Select from the data all lines with the word "size".

---------- Data for this task

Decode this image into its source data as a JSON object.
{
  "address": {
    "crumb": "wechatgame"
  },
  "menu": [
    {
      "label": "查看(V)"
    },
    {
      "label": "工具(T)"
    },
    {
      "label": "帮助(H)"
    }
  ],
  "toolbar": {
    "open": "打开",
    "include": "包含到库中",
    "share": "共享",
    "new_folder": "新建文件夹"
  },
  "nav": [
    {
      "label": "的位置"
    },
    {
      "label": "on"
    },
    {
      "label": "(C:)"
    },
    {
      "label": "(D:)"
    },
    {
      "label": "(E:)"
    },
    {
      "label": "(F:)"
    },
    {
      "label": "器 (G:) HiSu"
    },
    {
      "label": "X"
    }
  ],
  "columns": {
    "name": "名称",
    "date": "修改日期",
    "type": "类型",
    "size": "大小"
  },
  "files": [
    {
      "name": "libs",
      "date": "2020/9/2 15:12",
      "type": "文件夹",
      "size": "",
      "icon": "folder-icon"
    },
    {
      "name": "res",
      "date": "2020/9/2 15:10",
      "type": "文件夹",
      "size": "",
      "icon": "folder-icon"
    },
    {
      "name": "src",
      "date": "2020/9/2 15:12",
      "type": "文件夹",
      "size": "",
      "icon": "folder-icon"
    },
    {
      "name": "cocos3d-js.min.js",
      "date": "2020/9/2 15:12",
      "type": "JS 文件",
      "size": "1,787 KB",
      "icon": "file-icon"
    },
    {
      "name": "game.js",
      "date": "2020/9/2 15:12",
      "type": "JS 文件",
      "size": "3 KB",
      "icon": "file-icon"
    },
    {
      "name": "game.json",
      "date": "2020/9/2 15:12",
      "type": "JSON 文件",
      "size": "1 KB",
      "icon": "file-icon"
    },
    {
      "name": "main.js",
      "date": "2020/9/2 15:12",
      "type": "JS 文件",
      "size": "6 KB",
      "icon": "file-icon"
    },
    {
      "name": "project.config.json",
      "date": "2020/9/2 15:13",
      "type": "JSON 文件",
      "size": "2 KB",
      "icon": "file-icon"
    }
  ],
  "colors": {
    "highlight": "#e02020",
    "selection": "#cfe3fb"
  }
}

--------------------
---------- Data for this task

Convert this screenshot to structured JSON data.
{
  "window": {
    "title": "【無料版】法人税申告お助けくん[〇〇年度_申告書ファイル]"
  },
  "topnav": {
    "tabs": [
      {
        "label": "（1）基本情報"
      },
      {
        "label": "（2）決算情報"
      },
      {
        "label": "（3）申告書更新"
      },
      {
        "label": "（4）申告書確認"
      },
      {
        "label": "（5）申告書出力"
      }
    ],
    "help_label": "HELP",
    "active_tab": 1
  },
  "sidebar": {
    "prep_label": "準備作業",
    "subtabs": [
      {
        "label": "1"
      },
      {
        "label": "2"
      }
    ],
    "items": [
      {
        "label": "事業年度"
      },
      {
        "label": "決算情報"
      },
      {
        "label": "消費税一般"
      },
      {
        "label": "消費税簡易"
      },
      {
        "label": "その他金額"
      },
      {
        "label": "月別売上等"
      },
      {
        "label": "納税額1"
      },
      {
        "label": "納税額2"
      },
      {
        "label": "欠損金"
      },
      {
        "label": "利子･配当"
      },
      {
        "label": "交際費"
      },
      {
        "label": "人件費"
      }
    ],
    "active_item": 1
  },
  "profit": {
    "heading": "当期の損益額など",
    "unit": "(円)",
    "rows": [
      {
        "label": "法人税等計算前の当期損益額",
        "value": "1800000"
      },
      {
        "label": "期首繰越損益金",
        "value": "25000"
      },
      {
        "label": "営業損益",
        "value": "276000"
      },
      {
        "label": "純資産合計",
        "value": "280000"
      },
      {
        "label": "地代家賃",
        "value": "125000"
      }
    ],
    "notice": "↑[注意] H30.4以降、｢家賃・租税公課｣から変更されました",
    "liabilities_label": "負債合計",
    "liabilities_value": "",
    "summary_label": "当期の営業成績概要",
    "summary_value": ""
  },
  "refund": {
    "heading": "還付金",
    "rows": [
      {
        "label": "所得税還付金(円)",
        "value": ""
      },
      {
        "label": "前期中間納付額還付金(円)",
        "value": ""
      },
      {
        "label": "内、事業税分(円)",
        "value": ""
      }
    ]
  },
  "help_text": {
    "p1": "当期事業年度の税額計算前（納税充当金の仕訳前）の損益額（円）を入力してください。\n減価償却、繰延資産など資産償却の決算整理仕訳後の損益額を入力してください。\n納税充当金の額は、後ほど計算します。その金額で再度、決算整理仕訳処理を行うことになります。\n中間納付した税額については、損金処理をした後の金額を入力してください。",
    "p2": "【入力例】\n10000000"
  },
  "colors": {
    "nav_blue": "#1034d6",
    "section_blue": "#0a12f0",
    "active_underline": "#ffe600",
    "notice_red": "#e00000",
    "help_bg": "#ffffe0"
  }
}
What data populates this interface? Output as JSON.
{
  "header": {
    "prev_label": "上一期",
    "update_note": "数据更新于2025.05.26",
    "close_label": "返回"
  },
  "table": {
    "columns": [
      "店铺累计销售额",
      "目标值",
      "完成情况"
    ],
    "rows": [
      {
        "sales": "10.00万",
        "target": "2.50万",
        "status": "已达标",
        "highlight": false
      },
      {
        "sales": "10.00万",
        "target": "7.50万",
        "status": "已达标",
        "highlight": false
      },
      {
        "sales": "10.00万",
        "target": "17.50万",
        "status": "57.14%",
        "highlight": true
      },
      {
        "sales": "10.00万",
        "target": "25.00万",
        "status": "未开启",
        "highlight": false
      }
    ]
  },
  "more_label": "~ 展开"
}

--------------------
---------- Data for this task

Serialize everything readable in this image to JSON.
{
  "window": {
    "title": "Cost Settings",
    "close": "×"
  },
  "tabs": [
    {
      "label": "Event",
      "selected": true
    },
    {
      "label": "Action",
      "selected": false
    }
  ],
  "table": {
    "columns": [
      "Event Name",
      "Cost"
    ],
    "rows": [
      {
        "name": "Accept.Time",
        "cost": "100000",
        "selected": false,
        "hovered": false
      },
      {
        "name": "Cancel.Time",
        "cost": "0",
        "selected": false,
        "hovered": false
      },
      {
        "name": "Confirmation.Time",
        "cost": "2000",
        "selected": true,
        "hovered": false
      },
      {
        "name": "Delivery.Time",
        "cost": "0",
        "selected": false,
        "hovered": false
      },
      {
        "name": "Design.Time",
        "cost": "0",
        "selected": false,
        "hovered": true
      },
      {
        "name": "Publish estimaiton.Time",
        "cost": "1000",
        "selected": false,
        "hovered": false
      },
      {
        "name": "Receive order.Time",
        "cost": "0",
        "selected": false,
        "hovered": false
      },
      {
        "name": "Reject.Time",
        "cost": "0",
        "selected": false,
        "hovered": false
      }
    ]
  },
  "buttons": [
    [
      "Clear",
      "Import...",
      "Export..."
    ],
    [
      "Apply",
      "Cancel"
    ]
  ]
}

--------------------

§ **Response below**
    "size": "大小"
      "size": "",
      "size": "",
      "size": "",
      "size": "1,787 KB",
      "size": "3 KB",
      "size": "1 KB",
      "size": "6 KB",
      "size": "2 KB",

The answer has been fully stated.